__AIM OF THE EXERCISE__: Check every line below for the word "Normal" and show those that hold it.

-- START PROVIDED MATERIAL --

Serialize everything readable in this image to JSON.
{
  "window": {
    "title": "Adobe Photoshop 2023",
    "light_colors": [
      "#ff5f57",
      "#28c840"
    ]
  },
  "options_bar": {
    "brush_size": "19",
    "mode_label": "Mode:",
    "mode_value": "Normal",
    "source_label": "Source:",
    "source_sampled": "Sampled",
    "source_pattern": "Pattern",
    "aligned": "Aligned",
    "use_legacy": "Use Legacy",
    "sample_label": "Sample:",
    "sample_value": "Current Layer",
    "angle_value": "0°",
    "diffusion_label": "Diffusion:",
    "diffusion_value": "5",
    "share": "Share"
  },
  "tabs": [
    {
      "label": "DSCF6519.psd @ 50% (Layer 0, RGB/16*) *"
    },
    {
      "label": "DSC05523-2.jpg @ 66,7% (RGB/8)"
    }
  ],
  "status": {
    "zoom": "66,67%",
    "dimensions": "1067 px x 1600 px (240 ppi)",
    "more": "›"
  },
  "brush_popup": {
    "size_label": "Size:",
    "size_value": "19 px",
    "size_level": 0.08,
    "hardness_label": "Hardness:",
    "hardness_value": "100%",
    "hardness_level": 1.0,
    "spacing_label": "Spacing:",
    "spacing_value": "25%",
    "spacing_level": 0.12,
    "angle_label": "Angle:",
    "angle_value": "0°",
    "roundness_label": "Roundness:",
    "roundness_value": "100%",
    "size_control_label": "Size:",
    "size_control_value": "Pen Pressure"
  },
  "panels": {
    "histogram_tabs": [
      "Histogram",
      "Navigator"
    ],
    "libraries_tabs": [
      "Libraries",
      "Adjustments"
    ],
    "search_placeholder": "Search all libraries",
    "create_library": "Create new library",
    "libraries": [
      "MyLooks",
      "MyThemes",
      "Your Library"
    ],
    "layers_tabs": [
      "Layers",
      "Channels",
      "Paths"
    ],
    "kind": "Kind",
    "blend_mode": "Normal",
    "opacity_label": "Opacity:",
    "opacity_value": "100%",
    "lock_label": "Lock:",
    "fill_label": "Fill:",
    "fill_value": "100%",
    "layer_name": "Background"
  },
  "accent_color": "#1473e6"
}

-- END PROVIDED MATERIAL --

__TASK RESULT__:
    "mode_value": "Normal",
    "blend_mode": "Normal",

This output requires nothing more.